_DATA FOR THE TASK:_
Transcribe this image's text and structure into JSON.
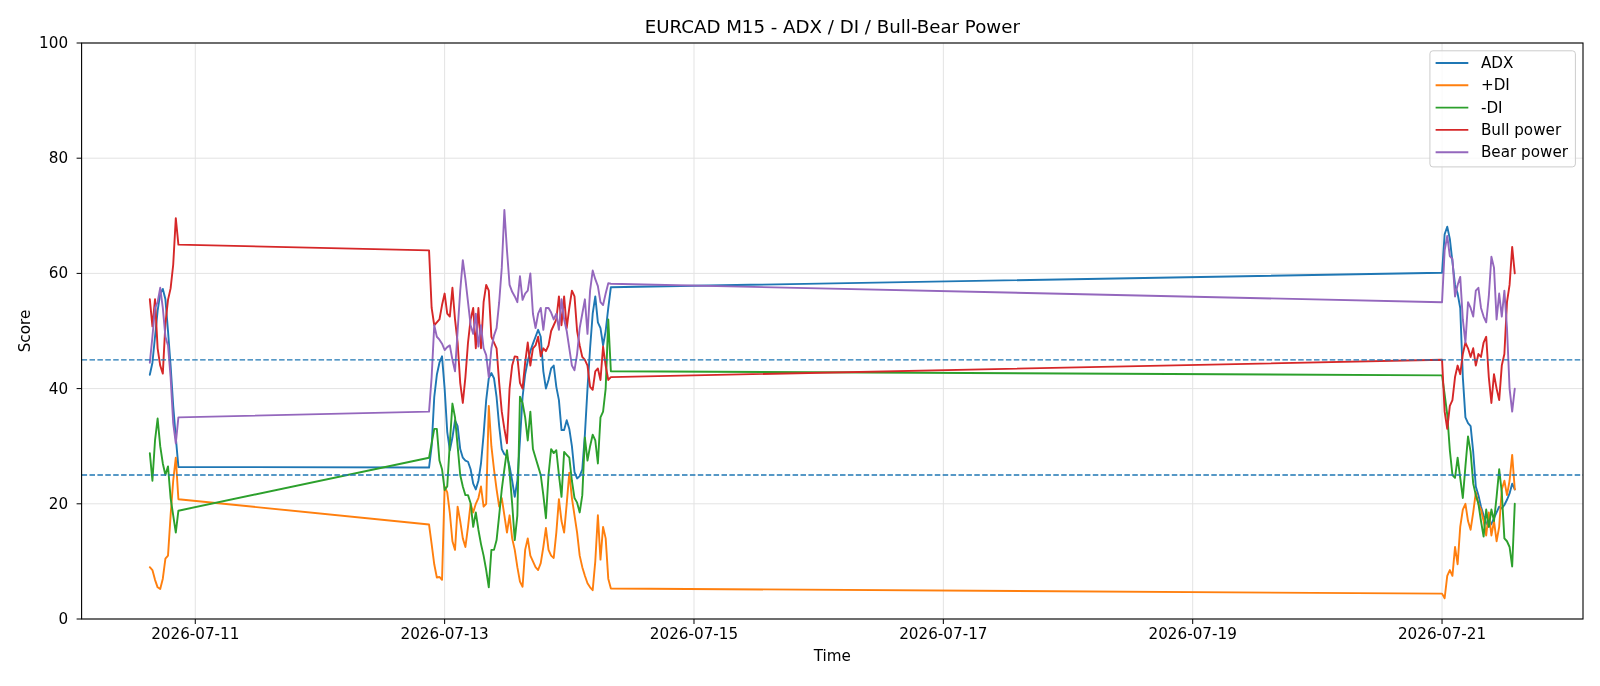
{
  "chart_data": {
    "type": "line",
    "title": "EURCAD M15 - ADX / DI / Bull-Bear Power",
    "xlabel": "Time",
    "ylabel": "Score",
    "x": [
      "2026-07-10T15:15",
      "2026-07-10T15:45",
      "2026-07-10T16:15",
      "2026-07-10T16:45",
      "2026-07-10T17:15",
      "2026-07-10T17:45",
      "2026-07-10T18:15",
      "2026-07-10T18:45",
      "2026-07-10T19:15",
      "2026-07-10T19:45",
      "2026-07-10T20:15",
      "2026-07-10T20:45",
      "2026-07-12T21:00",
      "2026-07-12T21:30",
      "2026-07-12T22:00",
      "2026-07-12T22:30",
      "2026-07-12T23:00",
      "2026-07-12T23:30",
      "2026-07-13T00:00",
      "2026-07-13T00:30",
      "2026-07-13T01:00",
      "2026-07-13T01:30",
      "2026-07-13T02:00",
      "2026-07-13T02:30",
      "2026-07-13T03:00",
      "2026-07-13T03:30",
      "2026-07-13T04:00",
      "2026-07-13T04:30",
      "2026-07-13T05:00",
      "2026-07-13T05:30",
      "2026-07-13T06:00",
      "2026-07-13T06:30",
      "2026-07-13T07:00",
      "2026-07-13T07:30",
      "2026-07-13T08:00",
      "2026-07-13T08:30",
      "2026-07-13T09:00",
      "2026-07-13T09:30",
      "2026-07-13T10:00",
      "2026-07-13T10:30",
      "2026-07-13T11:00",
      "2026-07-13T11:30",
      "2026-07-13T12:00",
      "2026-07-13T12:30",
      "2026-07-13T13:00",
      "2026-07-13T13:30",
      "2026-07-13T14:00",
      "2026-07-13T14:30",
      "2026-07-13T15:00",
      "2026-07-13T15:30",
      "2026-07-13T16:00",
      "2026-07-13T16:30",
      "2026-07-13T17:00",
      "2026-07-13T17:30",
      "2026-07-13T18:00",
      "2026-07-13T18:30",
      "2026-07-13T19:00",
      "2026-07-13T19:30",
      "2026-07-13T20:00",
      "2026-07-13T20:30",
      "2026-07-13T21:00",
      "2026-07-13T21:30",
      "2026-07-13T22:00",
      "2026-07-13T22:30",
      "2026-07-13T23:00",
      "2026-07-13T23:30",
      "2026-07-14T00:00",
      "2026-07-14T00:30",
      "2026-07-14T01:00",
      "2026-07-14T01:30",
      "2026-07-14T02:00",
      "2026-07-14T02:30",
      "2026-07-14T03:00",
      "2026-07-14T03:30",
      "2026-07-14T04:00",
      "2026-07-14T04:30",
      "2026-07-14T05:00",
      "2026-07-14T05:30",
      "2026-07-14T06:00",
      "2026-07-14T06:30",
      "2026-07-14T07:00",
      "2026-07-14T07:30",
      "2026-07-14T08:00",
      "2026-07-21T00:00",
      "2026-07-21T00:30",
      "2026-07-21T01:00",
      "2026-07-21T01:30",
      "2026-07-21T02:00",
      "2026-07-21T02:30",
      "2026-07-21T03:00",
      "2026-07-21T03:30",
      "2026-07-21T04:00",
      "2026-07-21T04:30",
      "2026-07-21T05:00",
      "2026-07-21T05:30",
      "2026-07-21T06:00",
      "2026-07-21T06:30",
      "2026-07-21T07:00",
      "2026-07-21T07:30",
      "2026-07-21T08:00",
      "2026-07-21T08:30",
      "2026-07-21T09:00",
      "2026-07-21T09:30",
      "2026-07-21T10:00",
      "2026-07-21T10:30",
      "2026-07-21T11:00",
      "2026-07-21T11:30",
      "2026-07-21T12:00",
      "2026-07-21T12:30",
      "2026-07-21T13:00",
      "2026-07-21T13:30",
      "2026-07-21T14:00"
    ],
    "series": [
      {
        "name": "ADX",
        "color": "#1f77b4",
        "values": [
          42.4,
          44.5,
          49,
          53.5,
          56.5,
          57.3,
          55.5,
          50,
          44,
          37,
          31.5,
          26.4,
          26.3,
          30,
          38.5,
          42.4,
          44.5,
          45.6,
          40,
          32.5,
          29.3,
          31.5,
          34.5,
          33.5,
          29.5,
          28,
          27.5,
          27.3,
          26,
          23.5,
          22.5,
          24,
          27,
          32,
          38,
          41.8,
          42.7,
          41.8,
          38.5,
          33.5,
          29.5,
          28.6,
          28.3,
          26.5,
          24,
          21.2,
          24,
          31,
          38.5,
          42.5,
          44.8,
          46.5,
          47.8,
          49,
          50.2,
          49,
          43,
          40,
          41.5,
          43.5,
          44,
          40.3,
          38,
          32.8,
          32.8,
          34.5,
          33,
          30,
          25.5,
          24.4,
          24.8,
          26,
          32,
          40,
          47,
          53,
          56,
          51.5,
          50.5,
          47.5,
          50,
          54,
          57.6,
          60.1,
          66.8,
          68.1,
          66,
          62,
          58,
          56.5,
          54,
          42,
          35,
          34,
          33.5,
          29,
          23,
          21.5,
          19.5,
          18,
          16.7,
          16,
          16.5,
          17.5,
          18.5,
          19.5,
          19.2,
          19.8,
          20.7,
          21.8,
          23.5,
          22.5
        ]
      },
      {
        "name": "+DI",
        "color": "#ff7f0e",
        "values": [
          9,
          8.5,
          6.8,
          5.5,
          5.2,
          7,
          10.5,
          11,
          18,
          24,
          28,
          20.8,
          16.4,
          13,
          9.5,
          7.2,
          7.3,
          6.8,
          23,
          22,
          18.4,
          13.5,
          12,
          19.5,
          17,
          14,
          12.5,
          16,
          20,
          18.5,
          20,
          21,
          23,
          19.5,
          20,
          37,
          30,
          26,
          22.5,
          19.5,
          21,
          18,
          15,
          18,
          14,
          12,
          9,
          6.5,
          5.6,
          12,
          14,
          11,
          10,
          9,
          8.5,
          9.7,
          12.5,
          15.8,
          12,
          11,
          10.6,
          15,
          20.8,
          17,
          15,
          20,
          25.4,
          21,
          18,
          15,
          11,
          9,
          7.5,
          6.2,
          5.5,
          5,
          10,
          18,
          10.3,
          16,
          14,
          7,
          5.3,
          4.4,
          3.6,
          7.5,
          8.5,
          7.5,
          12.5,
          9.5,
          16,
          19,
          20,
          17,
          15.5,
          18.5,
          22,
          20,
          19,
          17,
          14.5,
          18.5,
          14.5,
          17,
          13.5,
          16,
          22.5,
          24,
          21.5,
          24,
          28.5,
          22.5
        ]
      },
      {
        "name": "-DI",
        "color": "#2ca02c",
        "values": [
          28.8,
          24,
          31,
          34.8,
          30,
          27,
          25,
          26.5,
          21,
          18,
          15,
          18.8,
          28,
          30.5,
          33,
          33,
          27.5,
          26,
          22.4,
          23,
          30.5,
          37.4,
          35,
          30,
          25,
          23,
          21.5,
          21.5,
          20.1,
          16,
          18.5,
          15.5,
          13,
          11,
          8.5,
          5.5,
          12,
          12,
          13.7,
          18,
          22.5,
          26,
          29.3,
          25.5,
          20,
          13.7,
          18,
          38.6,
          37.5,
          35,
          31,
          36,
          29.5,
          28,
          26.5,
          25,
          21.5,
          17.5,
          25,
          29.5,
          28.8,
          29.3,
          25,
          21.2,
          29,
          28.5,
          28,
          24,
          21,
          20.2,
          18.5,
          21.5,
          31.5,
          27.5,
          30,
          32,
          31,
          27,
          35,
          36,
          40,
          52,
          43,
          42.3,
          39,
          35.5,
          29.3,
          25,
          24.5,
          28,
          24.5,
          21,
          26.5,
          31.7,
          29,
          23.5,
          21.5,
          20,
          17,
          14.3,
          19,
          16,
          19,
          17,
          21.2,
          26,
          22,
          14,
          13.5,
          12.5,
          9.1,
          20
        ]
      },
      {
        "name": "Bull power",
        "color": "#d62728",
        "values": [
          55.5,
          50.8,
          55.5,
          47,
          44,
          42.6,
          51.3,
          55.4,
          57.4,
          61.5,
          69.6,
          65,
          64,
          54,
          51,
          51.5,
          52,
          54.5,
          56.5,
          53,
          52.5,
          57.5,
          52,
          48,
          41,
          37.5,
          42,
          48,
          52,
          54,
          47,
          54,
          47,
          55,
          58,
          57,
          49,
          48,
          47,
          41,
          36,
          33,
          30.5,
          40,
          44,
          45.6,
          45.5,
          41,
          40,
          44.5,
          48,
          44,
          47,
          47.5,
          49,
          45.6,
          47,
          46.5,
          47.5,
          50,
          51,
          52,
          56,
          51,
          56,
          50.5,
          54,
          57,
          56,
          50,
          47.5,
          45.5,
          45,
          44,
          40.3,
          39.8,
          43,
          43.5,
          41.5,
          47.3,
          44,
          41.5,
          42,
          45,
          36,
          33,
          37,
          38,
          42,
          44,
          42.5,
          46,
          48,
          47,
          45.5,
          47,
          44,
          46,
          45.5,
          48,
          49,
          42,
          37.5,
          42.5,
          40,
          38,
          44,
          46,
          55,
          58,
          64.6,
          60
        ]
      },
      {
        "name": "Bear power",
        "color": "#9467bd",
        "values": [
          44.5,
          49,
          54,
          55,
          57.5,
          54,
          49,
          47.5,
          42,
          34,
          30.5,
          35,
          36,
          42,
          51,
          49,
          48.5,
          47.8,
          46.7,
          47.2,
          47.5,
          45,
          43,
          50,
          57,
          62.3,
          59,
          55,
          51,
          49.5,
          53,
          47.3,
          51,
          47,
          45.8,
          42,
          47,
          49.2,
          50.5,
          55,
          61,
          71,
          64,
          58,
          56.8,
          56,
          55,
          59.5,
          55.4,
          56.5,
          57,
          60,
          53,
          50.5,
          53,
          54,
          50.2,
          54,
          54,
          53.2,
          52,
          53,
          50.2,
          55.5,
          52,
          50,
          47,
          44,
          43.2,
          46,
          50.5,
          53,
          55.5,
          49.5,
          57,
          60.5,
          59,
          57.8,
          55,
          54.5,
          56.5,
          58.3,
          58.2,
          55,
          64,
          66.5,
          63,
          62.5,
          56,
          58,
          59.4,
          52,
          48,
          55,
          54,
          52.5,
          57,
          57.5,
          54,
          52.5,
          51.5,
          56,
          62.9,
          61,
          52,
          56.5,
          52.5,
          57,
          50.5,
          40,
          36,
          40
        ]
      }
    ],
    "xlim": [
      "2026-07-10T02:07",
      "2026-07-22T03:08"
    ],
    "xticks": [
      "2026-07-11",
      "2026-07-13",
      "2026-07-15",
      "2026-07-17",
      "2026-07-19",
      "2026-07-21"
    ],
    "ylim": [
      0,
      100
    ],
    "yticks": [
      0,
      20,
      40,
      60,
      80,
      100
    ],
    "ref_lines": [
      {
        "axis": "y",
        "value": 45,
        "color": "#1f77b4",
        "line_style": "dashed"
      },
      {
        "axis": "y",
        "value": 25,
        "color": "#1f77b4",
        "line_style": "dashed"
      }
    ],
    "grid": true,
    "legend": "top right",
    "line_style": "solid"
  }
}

_GOAL:_ Copy out each line of the records where the string "color" appears.

_ANSWER TO THIS TASK:_
        "color": "#1f77b4",
        "color": "#ff7f0e",
        "color": "#2ca02c",
        "color": "#d62728",
        "color": "#9467bd",
        "color": "#1f77b4",
        "color": "#1f77b4",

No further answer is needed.